WORK REQUIRED -
Lift out each line of the data that holds "document".

DATA FOR PROCESSING -
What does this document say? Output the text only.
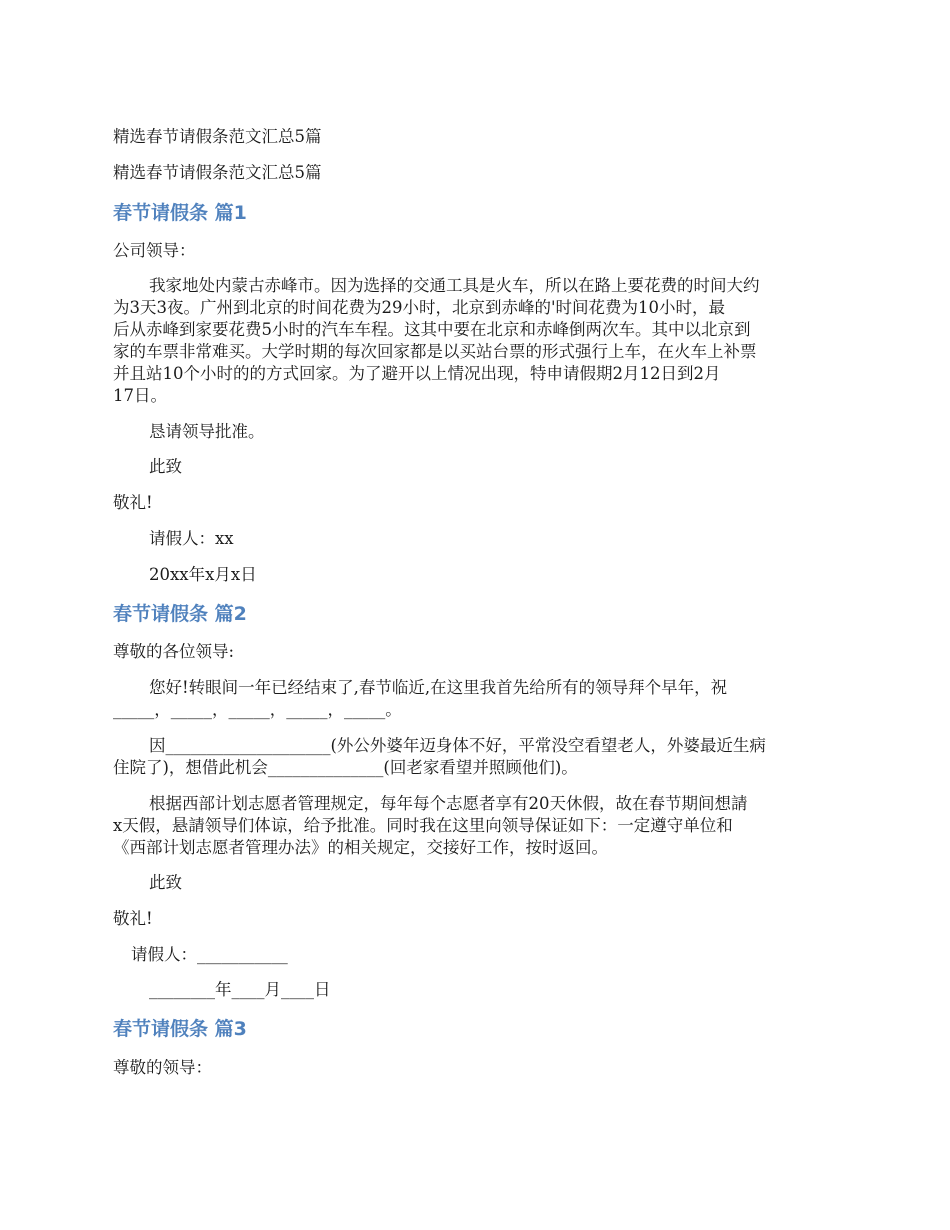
精选春节请假条范文汇总5篇
精选春节请假条范文汇总5篇
春节请假条 篇1
公司领导：
我家地处内蒙古赤峰市。因为选择的交通工具是火车，所以在路上要花费的时间大约
为3天3夜。广州到北京的时间花费为29小时，北京到赤峰的'时间花费为10小时，最
后从赤峰到家要花费5小时的汽车车程。这其中要在北京和赤峰倒两次车。其中以北京到
家的车票非常难买。大学时期的每次回家都是以买站台票的形式强行上车，在火车上补票
并且站10个小时的的方式回家。为了避开以上情况出现，特申请假期2月12日到2月
17日。
恳请领导批准。
此致
敬礼!
请假人：xx
20xx年x月x日
春节请假条 篇2
尊敬的各位领导:
您好!转眼间一年已经结束了,春节临近,在这里我首先给所有的领导拜个早年，祝
_____，_____，_____，_____，_____。
因____________________(外公外婆年迈身体不好，平常没空看望老人，外婆最近生病
住院了)，想借此机会______________(回老家看望并照顾他们)。
根据西部计划志愿者管理规定，每年每个志愿者享有20天休假，故在春节期间想請
x天假，悬請领导们体谅，给予批准。同时我在这里向领导保证如下：一定遵守单位和
《西部计划志愿者管理办法》的相关规定，交接好工作，按时返回。
此致
敬礼!
请假人：___________
________年____月____日
春节请假条 篇3
尊敬的领导：
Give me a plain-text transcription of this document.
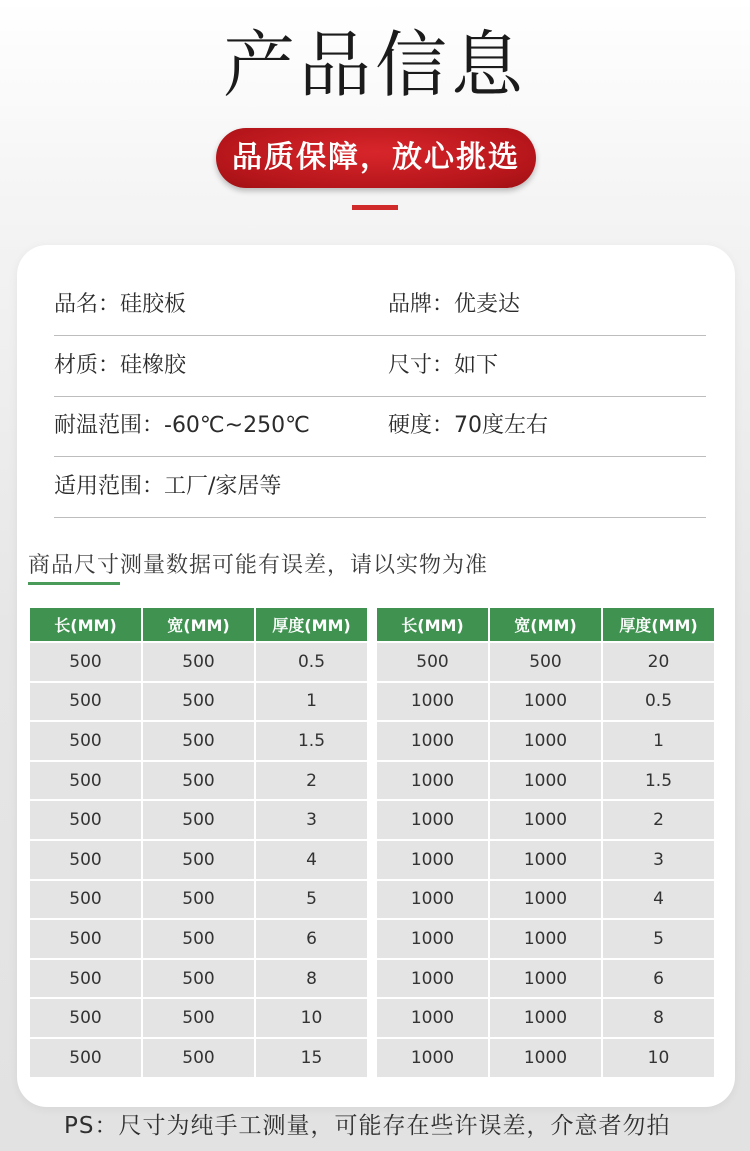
产品信息
品质保障，放心挑选
品名：硅胶板	品牌：优麦达
材质：硅橡胶	尺寸：如下
耐温范围：-60℃~250℃	硬度：70度左右
适用范围：工厂/家居等
商品尺寸测量数据可能有误差，请以实物为准
长(MM)	宽(MM)	厚度(MM)
500	500	0.5
500	500	1
500	500	1.5
500	500	2
500	500	3
500	500	4
500	500	5
500	500	6
500	500	8
500	500	10
500	500	15
长(MM)	宽(MM)	厚度(MM)
500	500	20
1000	1000	0.5
1000	1000	1
1000	1000	1.5
1000	1000	2
1000	1000	3
1000	1000	4
1000	1000	5
1000	1000	6
1000	1000	8
1000	1000	10
PS：尺寸为纯手工测量，可能存在些许误差，介意者勿拍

SOLVED EXERCISE -
What does this document say? Output the text only.
Give me a plain-text transcription of this document.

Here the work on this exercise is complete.